(Layout region records)
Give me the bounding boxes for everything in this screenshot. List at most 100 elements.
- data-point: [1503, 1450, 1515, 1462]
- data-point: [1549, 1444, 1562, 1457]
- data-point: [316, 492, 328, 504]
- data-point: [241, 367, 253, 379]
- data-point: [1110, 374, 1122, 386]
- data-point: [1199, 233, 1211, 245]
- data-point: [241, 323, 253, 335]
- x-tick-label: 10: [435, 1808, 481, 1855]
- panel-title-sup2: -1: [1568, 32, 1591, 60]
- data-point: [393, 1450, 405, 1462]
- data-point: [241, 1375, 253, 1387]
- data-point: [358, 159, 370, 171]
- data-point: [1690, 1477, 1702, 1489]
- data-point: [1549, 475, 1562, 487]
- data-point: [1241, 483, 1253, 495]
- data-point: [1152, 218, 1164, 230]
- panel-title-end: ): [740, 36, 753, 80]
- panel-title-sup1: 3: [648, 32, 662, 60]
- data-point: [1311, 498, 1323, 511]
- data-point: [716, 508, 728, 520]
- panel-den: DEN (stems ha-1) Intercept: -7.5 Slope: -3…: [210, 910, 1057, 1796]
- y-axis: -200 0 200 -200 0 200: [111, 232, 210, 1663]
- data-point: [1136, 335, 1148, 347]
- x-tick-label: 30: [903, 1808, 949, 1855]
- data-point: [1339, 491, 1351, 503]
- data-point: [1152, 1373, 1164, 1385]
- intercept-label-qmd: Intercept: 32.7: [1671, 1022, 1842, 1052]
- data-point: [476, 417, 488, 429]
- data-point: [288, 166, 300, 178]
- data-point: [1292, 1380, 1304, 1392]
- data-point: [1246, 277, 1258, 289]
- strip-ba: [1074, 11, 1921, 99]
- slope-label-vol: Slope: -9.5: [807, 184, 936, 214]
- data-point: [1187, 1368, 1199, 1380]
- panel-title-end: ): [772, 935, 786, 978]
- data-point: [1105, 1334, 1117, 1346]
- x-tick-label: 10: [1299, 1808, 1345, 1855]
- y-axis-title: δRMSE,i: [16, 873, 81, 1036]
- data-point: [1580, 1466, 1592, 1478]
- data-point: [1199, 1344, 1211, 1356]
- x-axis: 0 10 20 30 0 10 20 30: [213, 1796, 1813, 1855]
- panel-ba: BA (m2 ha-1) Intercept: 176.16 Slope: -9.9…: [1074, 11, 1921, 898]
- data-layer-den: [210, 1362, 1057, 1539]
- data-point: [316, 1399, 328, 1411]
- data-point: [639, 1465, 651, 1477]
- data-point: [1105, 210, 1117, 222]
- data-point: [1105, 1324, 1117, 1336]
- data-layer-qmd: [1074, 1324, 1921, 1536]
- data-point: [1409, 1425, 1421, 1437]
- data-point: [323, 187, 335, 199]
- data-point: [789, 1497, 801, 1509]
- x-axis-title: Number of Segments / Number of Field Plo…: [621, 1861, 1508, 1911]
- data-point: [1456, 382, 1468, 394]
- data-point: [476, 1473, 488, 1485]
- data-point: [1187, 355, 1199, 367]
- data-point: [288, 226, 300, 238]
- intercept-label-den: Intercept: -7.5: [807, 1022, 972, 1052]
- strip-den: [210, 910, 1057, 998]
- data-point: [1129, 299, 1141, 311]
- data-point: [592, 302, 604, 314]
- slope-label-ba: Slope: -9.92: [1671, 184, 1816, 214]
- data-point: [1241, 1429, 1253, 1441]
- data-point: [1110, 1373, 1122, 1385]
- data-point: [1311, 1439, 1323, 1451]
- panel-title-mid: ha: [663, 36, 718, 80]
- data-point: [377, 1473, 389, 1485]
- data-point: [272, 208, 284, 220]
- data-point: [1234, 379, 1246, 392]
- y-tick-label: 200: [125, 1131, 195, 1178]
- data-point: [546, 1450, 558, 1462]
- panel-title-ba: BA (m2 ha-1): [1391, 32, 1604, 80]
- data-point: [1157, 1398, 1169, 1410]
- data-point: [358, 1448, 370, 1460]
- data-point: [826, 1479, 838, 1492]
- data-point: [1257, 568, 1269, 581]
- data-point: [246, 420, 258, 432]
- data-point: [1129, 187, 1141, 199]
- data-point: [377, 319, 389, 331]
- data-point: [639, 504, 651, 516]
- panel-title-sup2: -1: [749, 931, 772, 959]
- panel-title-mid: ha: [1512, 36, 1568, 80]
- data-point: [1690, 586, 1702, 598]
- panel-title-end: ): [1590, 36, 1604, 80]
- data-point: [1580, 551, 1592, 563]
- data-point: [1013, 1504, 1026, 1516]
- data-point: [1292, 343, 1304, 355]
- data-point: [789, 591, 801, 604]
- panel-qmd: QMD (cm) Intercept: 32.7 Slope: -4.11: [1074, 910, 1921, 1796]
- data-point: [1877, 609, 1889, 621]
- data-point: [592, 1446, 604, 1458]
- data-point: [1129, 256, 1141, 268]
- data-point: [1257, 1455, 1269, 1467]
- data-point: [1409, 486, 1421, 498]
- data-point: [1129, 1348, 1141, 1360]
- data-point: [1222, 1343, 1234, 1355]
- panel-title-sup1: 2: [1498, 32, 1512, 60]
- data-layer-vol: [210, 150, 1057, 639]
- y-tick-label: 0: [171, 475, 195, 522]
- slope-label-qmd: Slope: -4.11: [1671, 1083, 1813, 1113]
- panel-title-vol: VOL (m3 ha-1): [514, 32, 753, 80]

To be done: Copy out every line of the rows above again, word for word.

Solution for this exercise:
Give me the bounding boxes for everything in this screenshot. List at most 100 elements.
- data-point: [1503, 1450, 1515, 1462]
- data-point: [1549, 1444, 1562, 1457]
- data-point: [316, 492, 328, 504]
- data-point: [241, 367, 253, 379]
- data-point: [1110, 374, 1122, 386]
- data-point: [1199, 233, 1211, 245]
- data-point: [241, 323, 253, 335]
- x-tick-label: 10: [435, 1808, 481, 1855]
- panel-title-sup2: -1: [1568, 32, 1591, 60]
- data-point: [393, 1450, 405, 1462]
- data-point: [241, 1375, 253, 1387]
- data-point: [358, 159, 370, 171]
- data-point: [1690, 1477, 1702, 1489]
- data-point: [1549, 475, 1562, 487]
- data-point: [1241, 483, 1253, 495]
- data-point: [1152, 218, 1164, 230]
- panel-title-end: ): [740, 36, 753, 80]
- panel-title-sup1: 3: [648, 32, 662, 60]
- data-point: [1311, 498, 1323, 511]
- data-point: [716, 508, 728, 520]
- panel-den: DEN (stems ha-1) Intercept: -7.5 Slope: -3…: [210, 910, 1057, 1796]
- y-axis: -200 0 200 -200 0 200: [111, 232, 210, 1663]
- data-point: [1136, 335, 1148, 347]
- x-tick-label: 30: [903, 1808, 949, 1855]
- data-point: [1339, 491, 1351, 503]
- data-point: [1152, 1373, 1164, 1385]
- intercept-label-qmd: Intercept: 32.7: [1671, 1022, 1842, 1052]
- data-point: [476, 417, 488, 429]
- data-point: [288, 166, 300, 178]
- data-point: [1292, 1380, 1304, 1392]
- data-point: [1246, 277, 1258, 289]
- strip-ba: [1074, 11, 1921, 99]
- slope-label-vol: Slope: -9.5: [807, 184, 936, 214]
- data-point: [1187, 1368, 1199, 1380]
- panel-title-end: ): [772, 935, 786, 978]
- data-point: [1105, 1334, 1117, 1346]
- x-tick-label: 10: [1299, 1808, 1345, 1855]
- y-axis-title: δRMSE,i: [16, 873, 81, 1036]
- data-point: [1580, 1466, 1592, 1478]
- data-point: [1199, 1344, 1211, 1356]
- x-axis: 0 10 20 30 0 10 20 30: [213, 1796, 1813, 1855]
- panel-ba: BA (m2 ha-1) Intercept: 176.16 Slope: -9.9…: [1074, 11, 1921, 898]
- data-layer-den: [210, 1362, 1057, 1539]
- data-point: [316, 1399, 328, 1411]
- data-point: [639, 1465, 651, 1477]
- data-point: [1105, 210, 1117, 222]
- data-point: [1105, 1324, 1117, 1336]
- data-layer-qmd: [1074, 1324, 1921, 1536]
- data-point: [1409, 1425, 1421, 1437]
- data-point: [323, 187, 335, 199]
- data-point: [789, 1497, 801, 1509]
- x-axis-title: Number of Segments / Number of Field Plo…: [621, 1861, 1508, 1911]
- data-point: [1456, 382, 1468, 394]
- data-point: [476, 1473, 488, 1485]
- data-point: [1187, 355, 1199, 367]
- data-point: [288, 226, 300, 238]
- intercept-label-den: Intercept: -7.5: [807, 1022, 972, 1052]
- strip-den: [210, 910, 1057, 998]
- data-point: [1129, 299, 1141, 311]
- data-point: [592, 302, 604, 314]
- slope-label-ba: Slope: -9.92: [1671, 184, 1816, 214]
- data-point: [1241, 1429, 1253, 1441]
- data-point: [1110, 1373, 1122, 1385]
- data-point: [1311, 1439, 1323, 1451]
- panel-title-mid: ha: [663, 36, 718, 80]
- data-point: [377, 1473, 389, 1485]
- data-point: [272, 208, 284, 220]
- data-point: [1234, 379, 1246, 392]
- y-tick-label: 200: [125, 1131, 195, 1178]
- data-point: [546, 1450, 558, 1462]
- panel-title-ba: BA (m2 ha-1): [1391, 32, 1604, 80]
- data-point: [1157, 1398, 1169, 1410]
- data-point: [358, 1448, 370, 1460]
- data-point: [826, 1479, 838, 1492]
- data-point: [1257, 568, 1269, 581]
- data-point: [246, 420, 258, 432]
- data-point: [1129, 187, 1141, 199]
- data-point: [377, 319, 389, 331]
- data-point: [639, 504, 651, 516]
- panel-title-sup2: -1: [749, 931, 772, 959]
- panel-title-mid: ha: [1512, 36, 1568, 80]
- data-point: [1690, 586, 1702, 598]
- panel-title-end: ): [1590, 36, 1604, 80]
- data-point: [1580, 551, 1592, 563]
- data-point: [1013, 1504, 1026, 1516]
- data-point: [1292, 343, 1304, 355]
- data-point: [789, 591, 801, 604]
- panel-qmd: QMD (cm) Intercept: 32.7 Slope: -4.11: [1074, 910, 1921, 1796]
- data-point: [1877, 609, 1889, 621]
- data-point: [592, 1446, 604, 1458]
- data-point: [1129, 256, 1141, 268]
- data-point: [1257, 1455, 1269, 1467]
- data-point: [1409, 486, 1421, 498]
- data-point: [1129, 1348, 1141, 1360]
- data-point: [1222, 1343, 1234, 1355]
- panel-title-sup1: 2: [1498, 32, 1512, 60]
- data-layer-vol: [210, 150, 1057, 639]
- y-tick-label: 0: [171, 475, 195, 522]
- slope-label-qmd: Slope: -4.11: [1671, 1083, 1813, 1113]
- panel-title-vol: VOL (m3 ha-1): [514, 32, 753, 80]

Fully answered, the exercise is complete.